- **Source material**
● ● ●

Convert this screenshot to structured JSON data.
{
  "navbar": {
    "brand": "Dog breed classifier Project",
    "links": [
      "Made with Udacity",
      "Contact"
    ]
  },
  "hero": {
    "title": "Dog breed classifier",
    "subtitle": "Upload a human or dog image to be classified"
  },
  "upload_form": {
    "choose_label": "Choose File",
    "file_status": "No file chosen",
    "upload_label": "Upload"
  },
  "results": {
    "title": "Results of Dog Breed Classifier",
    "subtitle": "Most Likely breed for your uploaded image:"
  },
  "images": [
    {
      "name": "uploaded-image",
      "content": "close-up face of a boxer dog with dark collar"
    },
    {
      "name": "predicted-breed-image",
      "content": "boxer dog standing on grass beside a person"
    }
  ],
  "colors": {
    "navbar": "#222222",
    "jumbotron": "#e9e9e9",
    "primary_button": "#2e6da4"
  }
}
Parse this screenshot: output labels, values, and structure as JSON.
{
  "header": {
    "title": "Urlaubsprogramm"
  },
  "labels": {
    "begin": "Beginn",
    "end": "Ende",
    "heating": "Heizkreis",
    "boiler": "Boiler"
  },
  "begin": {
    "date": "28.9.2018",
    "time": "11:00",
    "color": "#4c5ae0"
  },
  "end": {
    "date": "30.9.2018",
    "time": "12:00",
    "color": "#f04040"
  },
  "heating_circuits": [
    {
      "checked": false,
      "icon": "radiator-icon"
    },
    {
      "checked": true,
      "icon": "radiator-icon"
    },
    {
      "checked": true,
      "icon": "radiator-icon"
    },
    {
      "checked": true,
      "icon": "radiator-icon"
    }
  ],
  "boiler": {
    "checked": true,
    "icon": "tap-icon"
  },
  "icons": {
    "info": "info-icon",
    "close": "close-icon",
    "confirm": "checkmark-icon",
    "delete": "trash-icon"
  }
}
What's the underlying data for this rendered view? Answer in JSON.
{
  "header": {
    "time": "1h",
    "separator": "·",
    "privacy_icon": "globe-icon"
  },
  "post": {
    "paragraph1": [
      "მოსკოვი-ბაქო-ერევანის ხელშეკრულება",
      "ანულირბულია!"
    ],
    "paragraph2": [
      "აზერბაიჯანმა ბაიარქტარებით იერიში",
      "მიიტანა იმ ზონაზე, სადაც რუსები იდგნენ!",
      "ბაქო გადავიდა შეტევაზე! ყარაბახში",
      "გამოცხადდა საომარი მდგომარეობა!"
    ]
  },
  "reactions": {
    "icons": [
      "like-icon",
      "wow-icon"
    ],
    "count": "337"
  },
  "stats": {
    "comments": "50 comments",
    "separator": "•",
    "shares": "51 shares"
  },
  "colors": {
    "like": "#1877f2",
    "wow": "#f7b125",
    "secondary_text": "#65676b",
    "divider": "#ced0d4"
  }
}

● ● ●

- **Your goal**
Please quote every record above exactly as it appears.

- **Complete answer**
Convert this screenshot to structured JSON data.
{
  "navbar": {
    "brand": "Dog breed classifier Project",
    "links": [
      "Made with Udacity",
      "Contact"
    ]
  },
  "hero": {
    "title": "Dog breed classifier",
    "subtitle": "Upload a human or dog image to be classified"
  },
  "upload_form": {
    "choose_label": "Choose File",
    "file_status": "No file chosen",
    "upload_label": "Upload"
  },
  "results": {
    "title": "Results of Dog Breed Classifier",
    "subtitle": "Most Likely breed for your uploaded image:"
  },
  "images": [
    {
      "name": "uploaded-image",
      "content": "close-up face of a boxer dog with dark collar"
    },
    {
      "name": "predicted-breed-image",
      "content": "boxer dog standing on grass beside a person"
    }
  ],
  "colors": {
    "navbar": "#222222",
    "jumbotron": "#e9e9e9",
    "primary_button": "#2e6da4"
  }
}
Parse this screenshot: output labels, values, and structure as JSON.
{
  "header": {
    "title": "Urlaubsprogramm"
  },
  "labels": {
    "begin": "Beginn",
    "end": "Ende",
    "heating": "Heizkreis",
    "boiler": "Boiler"
  },
  "begin": {
    "date": "28.9.2018",
    "time": "11:00",
    "color": "#4c5ae0"
  },
  "end": {
    "date": "30.9.2018",
    "time": "12:00",
    "color": "#f04040"
  },
  "heating_circuits": [
    {
      "checked": false,
      "icon": "radiator-icon"
    },
    {
      "checked": true,
      "icon": "radiator-icon"
    },
    {
      "checked": true,
      "icon": "radiator-icon"
    },
    {
      "checked": true,
      "icon": "radiator-icon"
    }
  ],
  "boiler": {
    "checked": true,
    "icon": "tap-icon"
  },
  "icons": {
    "info": "info-icon",
    "close": "close-icon",
    "confirm": "checkmark-icon",
    "delete": "trash-icon"
  }
}
What's the underlying data for this rendered view? Answer in JSON.
{
  "header": {
    "time": "1h",
    "separator": "·",
    "privacy_icon": "globe-icon"
  },
  "post": {
    "paragraph1": [
      "მოსკოვი-ბაქო-ერევანის ხელშეკრულება",
      "ანულირბულია!"
    ],
    "paragraph2": [
      "აზერბაიჯანმა ბაიარქტარებით იერიში",
      "მიიტანა იმ ზონაზე, სადაც რუსები იდგნენ!",
      "ბაქო გადავიდა შეტევაზე! ყარაბახში",
      "გამოცხადდა საომარი მდგომარეობა!"
    ]
  },
  "reactions": {
    "icons": [
      "like-icon",
      "wow-icon"
    ],
    "count": "337"
  },
  "stats": {
    "comments": "50 comments",
    "separator": "•",
    "shares": "51 shares"
  },
  "colors": {
    "like": "#1877f2",
    "wow": "#f7b125",
    "secondary_text": "#65676b",
    "divider": "#ced0d4"
  }
}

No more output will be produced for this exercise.